**Problem description**
Filter the entries and keep only the lines where the string "JSON" appears.

**Collected data entries**
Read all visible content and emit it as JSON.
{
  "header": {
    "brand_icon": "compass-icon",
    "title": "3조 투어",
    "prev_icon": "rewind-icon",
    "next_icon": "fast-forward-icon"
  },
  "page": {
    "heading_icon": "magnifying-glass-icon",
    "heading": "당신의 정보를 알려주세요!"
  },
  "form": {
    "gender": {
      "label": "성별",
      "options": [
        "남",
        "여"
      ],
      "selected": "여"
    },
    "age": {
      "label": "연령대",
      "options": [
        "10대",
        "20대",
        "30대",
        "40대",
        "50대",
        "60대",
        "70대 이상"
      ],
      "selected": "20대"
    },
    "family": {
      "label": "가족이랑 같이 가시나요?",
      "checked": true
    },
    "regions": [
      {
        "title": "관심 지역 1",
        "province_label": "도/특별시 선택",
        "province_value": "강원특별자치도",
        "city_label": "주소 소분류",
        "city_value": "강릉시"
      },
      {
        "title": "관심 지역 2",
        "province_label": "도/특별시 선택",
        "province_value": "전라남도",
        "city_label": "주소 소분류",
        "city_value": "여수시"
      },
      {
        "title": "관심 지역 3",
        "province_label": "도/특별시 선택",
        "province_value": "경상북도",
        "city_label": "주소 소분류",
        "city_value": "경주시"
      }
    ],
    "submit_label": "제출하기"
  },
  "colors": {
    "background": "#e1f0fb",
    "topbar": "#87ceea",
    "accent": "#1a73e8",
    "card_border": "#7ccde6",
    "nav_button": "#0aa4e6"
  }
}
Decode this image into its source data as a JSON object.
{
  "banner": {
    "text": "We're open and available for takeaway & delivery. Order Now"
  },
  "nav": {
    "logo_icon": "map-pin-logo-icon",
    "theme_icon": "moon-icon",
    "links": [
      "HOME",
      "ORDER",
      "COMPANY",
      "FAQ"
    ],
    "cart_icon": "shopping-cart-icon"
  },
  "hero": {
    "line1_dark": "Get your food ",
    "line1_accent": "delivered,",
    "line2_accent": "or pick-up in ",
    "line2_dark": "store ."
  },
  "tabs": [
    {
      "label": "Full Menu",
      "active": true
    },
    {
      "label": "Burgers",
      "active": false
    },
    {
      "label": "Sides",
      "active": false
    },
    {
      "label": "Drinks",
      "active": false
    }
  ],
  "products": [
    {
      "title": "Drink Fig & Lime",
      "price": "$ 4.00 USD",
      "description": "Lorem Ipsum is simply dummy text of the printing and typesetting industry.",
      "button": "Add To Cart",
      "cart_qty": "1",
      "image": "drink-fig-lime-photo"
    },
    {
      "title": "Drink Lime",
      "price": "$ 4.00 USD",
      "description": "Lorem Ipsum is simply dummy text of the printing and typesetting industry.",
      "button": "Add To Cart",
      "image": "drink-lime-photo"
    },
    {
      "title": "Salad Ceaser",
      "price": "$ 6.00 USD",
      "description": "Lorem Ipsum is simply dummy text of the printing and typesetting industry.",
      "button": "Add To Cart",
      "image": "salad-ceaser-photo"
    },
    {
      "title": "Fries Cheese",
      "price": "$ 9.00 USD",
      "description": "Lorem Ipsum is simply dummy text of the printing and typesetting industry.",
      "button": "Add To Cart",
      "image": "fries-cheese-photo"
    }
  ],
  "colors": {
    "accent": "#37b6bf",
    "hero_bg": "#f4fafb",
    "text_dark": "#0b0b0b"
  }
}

**Complete answer**
Read all visible content and emit it as JSON.
Decode this image into its source data as a JSON object.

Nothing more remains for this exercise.